#### [PROBLEM DESCRIPTION]
Your task is to copy the listing exactly. Drop any pictures from the copy.

#### [RECORDS FOR THIS EXERCISE]
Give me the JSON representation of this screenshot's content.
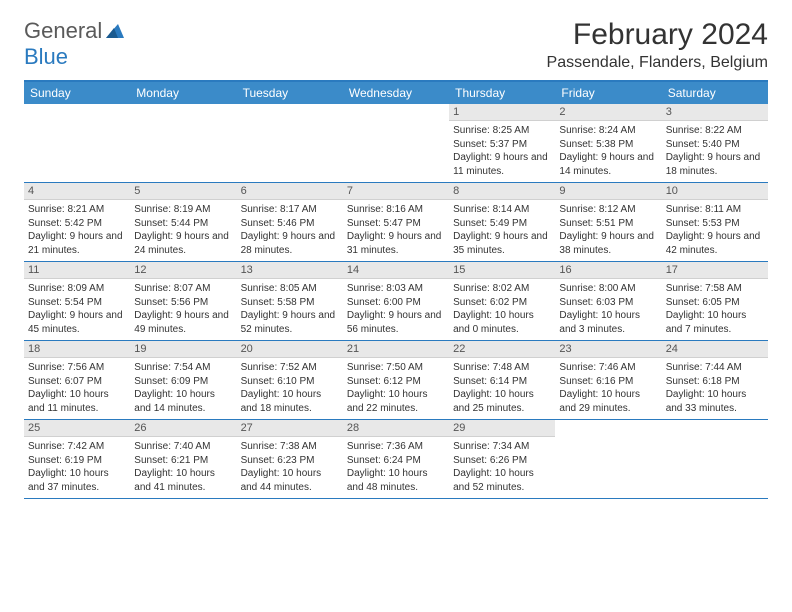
{
  "brand": {
    "part1": "General",
    "part2": "Blue"
  },
  "title": "February 2024",
  "subtitle": "Passendale, Flanders, Belgium",
  "colors": {
    "header_bar": "#3b8bc9",
    "accent": "#2a7abf",
    "daynum_bg": "#e8e8e8",
    "text": "#333333"
  },
  "weekdays": [
    "Sunday",
    "Monday",
    "Tuesday",
    "Wednesday",
    "Thursday",
    "Friday",
    "Saturday"
  ],
  "weeks": [
    [
      null,
      null,
      null,
      null,
      {
        "n": "1",
        "sunrise": "8:25 AM",
        "sunset": "5:37 PM",
        "daylight": "9 hours and 11 minutes."
      },
      {
        "n": "2",
        "sunrise": "8:24 AM",
        "sunset": "5:38 PM",
        "daylight": "9 hours and 14 minutes."
      },
      {
        "n": "3",
        "sunrise": "8:22 AM",
        "sunset": "5:40 PM",
        "daylight": "9 hours and 18 minutes."
      }
    ],
    [
      {
        "n": "4",
        "sunrise": "8:21 AM",
        "sunset": "5:42 PM",
        "daylight": "9 hours and 21 minutes."
      },
      {
        "n": "5",
        "sunrise": "8:19 AM",
        "sunset": "5:44 PM",
        "daylight": "9 hours and 24 minutes."
      },
      {
        "n": "6",
        "sunrise": "8:17 AM",
        "sunset": "5:46 PM",
        "daylight": "9 hours and 28 minutes."
      },
      {
        "n": "7",
        "sunrise": "8:16 AM",
        "sunset": "5:47 PM",
        "daylight": "9 hours and 31 minutes."
      },
      {
        "n": "8",
        "sunrise": "8:14 AM",
        "sunset": "5:49 PM",
        "daylight": "9 hours and 35 minutes."
      },
      {
        "n": "9",
        "sunrise": "8:12 AM",
        "sunset": "5:51 PM",
        "daylight": "9 hours and 38 minutes."
      },
      {
        "n": "10",
        "sunrise": "8:11 AM",
        "sunset": "5:53 PM",
        "daylight": "9 hours and 42 minutes."
      }
    ],
    [
      {
        "n": "11",
        "sunrise": "8:09 AM",
        "sunset": "5:54 PM",
        "daylight": "9 hours and 45 minutes."
      },
      {
        "n": "12",
        "sunrise": "8:07 AM",
        "sunset": "5:56 PM",
        "daylight": "9 hours and 49 minutes."
      },
      {
        "n": "13",
        "sunrise": "8:05 AM",
        "sunset": "5:58 PM",
        "daylight": "9 hours and 52 minutes."
      },
      {
        "n": "14",
        "sunrise": "8:03 AM",
        "sunset": "6:00 PM",
        "daylight": "9 hours and 56 minutes."
      },
      {
        "n": "15",
        "sunrise": "8:02 AM",
        "sunset": "6:02 PM",
        "daylight": "10 hours and 0 minutes."
      },
      {
        "n": "16",
        "sunrise": "8:00 AM",
        "sunset": "6:03 PM",
        "daylight": "10 hours and 3 minutes."
      },
      {
        "n": "17",
        "sunrise": "7:58 AM",
        "sunset": "6:05 PM",
        "daylight": "10 hours and 7 minutes."
      }
    ],
    [
      {
        "n": "18",
        "sunrise": "7:56 AM",
        "sunset": "6:07 PM",
        "daylight": "10 hours and 11 minutes."
      },
      {
        "n": "19",
        "sunrise": "7:54 AM",
        "sunset": "6:09 PM",
        "daylight": "10 hours and 14 minutes."
      },
      {
        "n": "20",
        "sunrise": "7:52 AM",
        "sunset": "6:10 PM",
        "daylight": "10 hours and 18 minutes."
      },
      {
        "n": "21",
        "sunrise": "7:50 AM",
        "sunset": "6:12 PM",
        "daylight": "10 hours and 22 minutes."
      },
      {
        "n": "22",
        "sunrise": "7:48 AM",
        "sunset": "6:14 PM",
        "daylight": "10 hours and 25 minutes."
      },
      {
        "n": "23",
        "sunrise": "7:46 AM",
        "sunset": "6:16 PM",
        "daylight": "10 hours and 29 minutes."
      },
      {
        "n": "24",
        "sunrise": "7:44 AM",
        "sunset": "6:18 PM",
        "daylight": "10 hours and 33 minutes."
      }
    ],
    [
      {
        "n": "25",
        "sunrise": "7:42 AM",
        "sunset": "6:19 PM",
        "daylight": "10 hours and 37 minutes."
      },
      {
        "n": "26",
        "sunrise": "7:40 AM",
        "sunset": "6:21 PM",
        "daylight": "10 hours and 41 minutes."
      },
      {
        "n": "27",
        "sunrise": "7:38 AM",
        "sunset": "6:23 PM",
        "daylight": "10 hours and 44 minutes."
      },
      {
        "n": "28",
        "sunrise": "7:36 AM",
        "sunset": "6:24 PM",
        "daylight": "10 hours and 48 minutes."
      },
      {
        "n": "29",
        "sunrise": "7:34 AM",
        "sunset": "6:26 PM",
        "daylight": "10 hours and 52 minutes."
      },
      null,
      null
    ]
  ],
  "labels": {
    "sunrise": "Sunrise:",
    "sunset": "Sunset:",
    "daylight": "Daylight:"
  }
}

#### [RESPONSE]
Give me the JSON representation of this screenshot's content.
{
  "brand": {
    "part1": "General",
    "part2": "Blue"
  },
  "title": "February 2024",
  "subtitle": "Passendale, Flanders, Belgium",
  "colors": {
    "header_bar": "#3b8bc9",
    "accent": "#2a7abf",
    "daynum_bg": "#e8e8e8",
    "text": "#333333"
  },
  "weekdays": [
    "Sunday",
    "Monday",
    "Tuesday",
    "Wednesday",
    "Thursday",
    "Friday",
    "Saturday"
  ],
  "weeks": [
    [
      null,
      null,
      null,
      null,
      {
        "n": "1",
        "sunrise": "8:25 AM",
        "sunset": "5:37 PM",
        "daylight": "9 hours and 11 minutes."
      },
      {
        "n": "2",
        "sunrise": "8:24 AM",
        "sunset": "5:38 PM",
        "daylight": "9 hours and 14 minutes."
      },
      {
        "n": "3",
        "sunrise": "8:22 AM",
        "sunset": "5:40 PM",
        "daylight": "9 hours and 18 minutes."
      }
    ],
    [
      {
        "n": "4",
        "sunrise": "8:21 AM",
        "sunset": "5:42 PM",
        "daylight": "9 hours and 21 minutes."
      },
      {
        "n": "5",
        "sunrise": "8:19 AM",
        "sunset": "5:44 PM",
        "daylight": "9 hours and 24 minutes."
      },
      {
        "n": "6",
        "sunrise": "8:17 AM",
        "sunset": "5:46 PM",
        "daylight": "9 hours and 28 minutes."
      },
      {
        "n": "7",
        "sunrise": "8:16 AM",
        "sunset": "5:47 PM",
        "daylight": "9 hours and 31 minutes."
      },
      {
        "n": "8",
        "sunrise": "8:14 AM",
        "sunset": "5:49 PM",
        "daylight": "9 hours and 35 minutes."
      },
      {
        "n": "9",
        "sunrise": "8:12 AM",
        "sunset": "5:51 PM",
        "daylight": "9 hours and 38 minutes."
      },
      {
        "n": "10",
        "sunrise": "8:11 AM",
        "sunset": "5:53 PM",
        "daylight": "9 hours and 42 minutes."
      }
    ],
    [
      {
        "n": "11",
        "sunrise": "8:09 AM",
        "sunset": "5:54 PM",
        "daylight": "9 hours and 45 minutes."
      },
      {
        "n": "12",
        "sunrise": "8:07 AM",
        "sunset": "5:56 PM",
        "daylight": "9 hours and 49 minutes."
      },
      {
        "n": "13",
        "sunrise": "8:05 AM",
        "sunset": "5:58 PM",
        "daylight": "9 hours and 52 minutes."
      },
      {
        "n": "14",
        "sunrise": "8:03 AM",
        "sunset": "6:00 PM",
        "daylight": "9 hours and 56 minutes."
      },
      {
        "n": "15",
        "sunrise": "8:02 AM",
        "sunset": "6:02 PM",
        "daylight": "10 hours and 0 minutes."
      },
      {
        "n": "16",
        "sunrise": "8:00 AM",
        "sunset": "6:03 PM",
        "daylight": "10 hours and 3 minutes."
      },
      {
        "n": "17",
        "sunrise": "7:58 AM",
        "sunset": "6:05 PM",
        "daylight": "10 hours and 7 minutes."
      }
    ],
    [
      {
        "n": "18",
        "sunrise": "7:56 AM",
        "sunset": "6:07 PM",
        "daylight": "10 hours and 11 minutes."
      },
      {
        "n": "19",
        "sunrise": "7:54 AM",
        "sunset": "6:09 PM",
        "daylight": "10 hours and 14 minutes."
      },
      {
        "n": "20",
        "sunrise": "7:52 AM",
        "sunset": "6:10 PM",
        "daylight": "10 hours and 18 minutes."
      },
      {
        "n": "21",
        "sunrise": "7:50 AM",
        "sunset": "6:12 PM",
        "daylight": "10 hours and 22 minutes."
      },
      {
        "n": "22",
        "sunrise": "7:48 AM",
        "sunset": "6:14 PM",
        "daylight": "10 hours and 25 minutes."
      },
      {
        "n": "23",
        "sunrise": "7:46 AM",
        "sunset": "6:16 PM",
        "daylight": "10 hours and 29 minutes."
      },
      {
        "n": "24",
        "sunrise": "7:44 AM",
        "sunset": "6:18 PM",
        "daylight": "10 hours and 33 minutes."
      }
    ],
    [
      {
        "n": "25",
        "sunrise": "7:42 AM",
        "sunset": "6:19 PM",
        "daylight": "10 hours and 37 minutes."
      },
      {
        "n": "26",
        "sunrise": "7:40 AM",
        "sunset": "6:21 PM",
        "daylight": "10 hours and 41 minutes."
      },
      {
        "n": "27",
        "sunrise": "7:38 AM",
        "sunset": "6:23 PM",
        "daylight": "10 hours and 44 minutes."
      },
      {
        "n": "28",
        "sunrise": "7:36 AM",
        "sunset": "6:24 PM",
        "daylight": "10 hours and 48 minutes."
      },
      {
        "n": "29",
        "sunrise": "7:34 AM",
        "sunset": "6:26 PM",
        "daylight": "10 hours and 52 minutes."
      },
      null,
      null
    ]
  ],
  "labels": {
    "sunrise": "Sunrise:",
    "sunset": "Sunset:",
    "daylight": "Daylight:"
  }
}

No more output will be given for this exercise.